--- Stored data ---

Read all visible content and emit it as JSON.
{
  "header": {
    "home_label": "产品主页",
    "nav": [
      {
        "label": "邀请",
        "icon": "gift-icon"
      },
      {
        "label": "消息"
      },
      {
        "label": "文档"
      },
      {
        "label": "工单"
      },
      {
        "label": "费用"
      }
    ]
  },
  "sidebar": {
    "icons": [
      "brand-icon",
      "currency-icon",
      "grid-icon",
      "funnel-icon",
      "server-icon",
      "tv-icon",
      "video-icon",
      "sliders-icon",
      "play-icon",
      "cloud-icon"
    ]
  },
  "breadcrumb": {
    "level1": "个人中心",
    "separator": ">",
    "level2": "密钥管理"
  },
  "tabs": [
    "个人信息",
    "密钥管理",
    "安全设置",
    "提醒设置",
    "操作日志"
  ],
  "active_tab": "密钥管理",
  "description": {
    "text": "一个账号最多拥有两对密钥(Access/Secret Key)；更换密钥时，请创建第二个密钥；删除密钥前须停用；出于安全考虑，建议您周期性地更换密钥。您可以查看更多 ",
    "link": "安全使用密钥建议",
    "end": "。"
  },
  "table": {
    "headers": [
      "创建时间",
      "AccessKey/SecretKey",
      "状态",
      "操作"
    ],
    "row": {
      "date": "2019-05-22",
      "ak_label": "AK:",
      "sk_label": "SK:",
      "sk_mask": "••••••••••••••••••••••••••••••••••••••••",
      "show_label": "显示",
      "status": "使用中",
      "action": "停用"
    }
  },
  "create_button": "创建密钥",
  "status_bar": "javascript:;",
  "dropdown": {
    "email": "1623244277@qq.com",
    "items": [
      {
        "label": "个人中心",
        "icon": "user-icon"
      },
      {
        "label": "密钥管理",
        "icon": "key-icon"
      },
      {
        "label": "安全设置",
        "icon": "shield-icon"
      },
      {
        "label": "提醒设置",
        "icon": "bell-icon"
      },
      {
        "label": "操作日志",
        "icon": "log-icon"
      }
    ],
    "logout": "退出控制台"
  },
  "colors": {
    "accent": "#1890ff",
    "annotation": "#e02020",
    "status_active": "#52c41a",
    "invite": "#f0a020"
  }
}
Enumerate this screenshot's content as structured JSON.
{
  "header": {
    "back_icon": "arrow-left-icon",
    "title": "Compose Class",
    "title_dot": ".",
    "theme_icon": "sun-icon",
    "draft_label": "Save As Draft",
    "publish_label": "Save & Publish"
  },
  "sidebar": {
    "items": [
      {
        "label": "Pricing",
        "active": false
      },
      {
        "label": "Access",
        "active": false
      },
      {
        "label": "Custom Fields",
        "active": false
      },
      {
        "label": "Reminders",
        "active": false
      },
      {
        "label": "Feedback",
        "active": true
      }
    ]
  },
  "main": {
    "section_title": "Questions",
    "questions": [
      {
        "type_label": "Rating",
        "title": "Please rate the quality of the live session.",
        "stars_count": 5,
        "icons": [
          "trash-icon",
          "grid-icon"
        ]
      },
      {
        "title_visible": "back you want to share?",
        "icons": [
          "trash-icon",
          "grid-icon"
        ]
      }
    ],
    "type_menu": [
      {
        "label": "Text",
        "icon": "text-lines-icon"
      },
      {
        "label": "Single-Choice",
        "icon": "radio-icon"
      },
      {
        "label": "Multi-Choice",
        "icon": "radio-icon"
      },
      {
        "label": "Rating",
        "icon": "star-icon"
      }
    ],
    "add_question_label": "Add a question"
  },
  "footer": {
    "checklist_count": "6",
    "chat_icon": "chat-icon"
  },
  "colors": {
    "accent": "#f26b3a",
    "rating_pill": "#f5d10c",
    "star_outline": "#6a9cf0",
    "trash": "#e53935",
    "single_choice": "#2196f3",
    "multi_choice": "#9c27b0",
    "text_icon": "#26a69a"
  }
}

--- Written request ---
Return the listing above word for word.

--- Output for this task ---
Read all visible content and emit it as JSON.
{
  "header": {
    "home_label": "产品主页",
    "nav": [
      {
        "label": "邀请",
        "icon": "gift-icon"
      },
      {
        "label": "消息"
      },
      {
        "label": "文档"
      },
      {
        "label": "工单"
      },
      {
        "label": "费用"
      }
    ]
  },
  "sidebar": {
    "icons": [
      "brand-icon",
      "currency-icon",
      "grid-icon",
      "funnel-icon",
      "server-icon",
      "tv-icon",
      "video-icon",
      "sliders-icon",
      "play-icon",
      "cloud-icon"
    ]
  },
  "breadcrumb": {
    "level1": "个人中心",
    "separator": ">",
    "level2": "密钥管理"
  },
  "tabs": [
    "个人信息",
    "密钥管理",
    "安全设置",
    "提醒设置",
    "操作日志"
  ],
  "active_tab": "密钥管理",
  "description": {
    "text": "一个账号最多拥有两对密钥(Access/Secret Key)；更换密钥时，请创建第二个密钥；删除密钥前须停用；出于安全考虑，建议您周期性地更换密钥。您可以查看更多 ",
    "link": "安全使用密钥建议",
    "end": "。"
  },
  "table": {
    "headers": [
      "创建时间",
      "AccessKey/SecretKey",
      "状态",
      "操作"
    ],
    "row": {
      "date": "2019-05-22",
      "ak_label": "AK:",
      "sk_label": "SK:",
      "sk_mask": "••••••••••••••••••••••••••••••••••••••••",
      "show_label": "显示",
      "status": "使用中",
      "action": "停用"
    }
  },
  "create_button": "创建密钥",
  "status_bar": "javascript:;",
  "dropdown": {
    "email": "1623244277@qq.com",
    "items": [
      {
        "label": "个人中心",
        "icon": "user-icon"
      },
      {
        "label": "密钥管理",
        "icon": "key-icon"
      },
      {
        "label": "安全设置",
        "icon": "shield-icon"
      },
      {
        "label": "提醒设置",
        "icon": "bell-icon"
      },
      {
        "label": "操作日志",
        "icon": "log-icon"
      }
    ],
    "logout": "退出控制台"
  },
  "colors": {
    "accent": "#1890ff",
    "annotation": "#e02020",
    "status_active": "#52c41a",
    "invite": "#f0a020"
  }
}
Enumerate this screenshot's content as structured JSON.
{
  "header": {
    "back_icon": "arrow-left-icon",
    "title": "Compose Class",
    "title_dot": ".",
    "theme_icon": "sun-icon",
    "draft_label": "Save As Draft",
    "publish_label": "Save & Publish"
  },
  "sidebar": {
    "items": [
      {
        "label": "Pricing",
        "active": false
      },
      {
        "label": "Access",
        "active": false
      },
      {
        "label": "Custom Fields",
        "active": false
      },
      {
        "label": "Reminders",
        "active": false
      },
      {
        "label": "Feedback",
        "active": true
      }
    ]
  },
  "main": {
    "section_title": "Questions",
    "questions": [
      {
        "type_label": "Rating",
        "title": "Please rate the quality of the live session.",
        "stars_count": 5,
        "icons": [
          "trash-icon",
          "grid-icon"
        ]
      },
      {
        "title_visible": "back you want to share?",
        "icons": [
          "trash-icon",
          "grid-icon"
        ]
      }
    ],
    "type_menu": [
      {
        "label": "Text",
        "icon": "text-lines-icon"
      },
      {
        "label": "Single-Choice",
        "icon": "radio-icon"
      },
      {
        "label": "Multi-Choice",
        "icon": "radio-icon"
      },
      {
        "label": "Rating",
        "icon": "star-icon"
      }
    ],
    "add_question_label": "Add a question"
  },
  "footer": {
    "checklist_count": "6",
    "chat_icon": "chat-icon"
  },
  "colors": {
    "accent": "#f26b3a",
    "rating_pill": "#f5d10c",
    "star_outline": "#6a9cf0",
    "trash": "#e53935",
    "single_choice": "#2196f3",
    "multi_choice": "#9c27b0",
    "text_icon": "#26a69a"
  }
}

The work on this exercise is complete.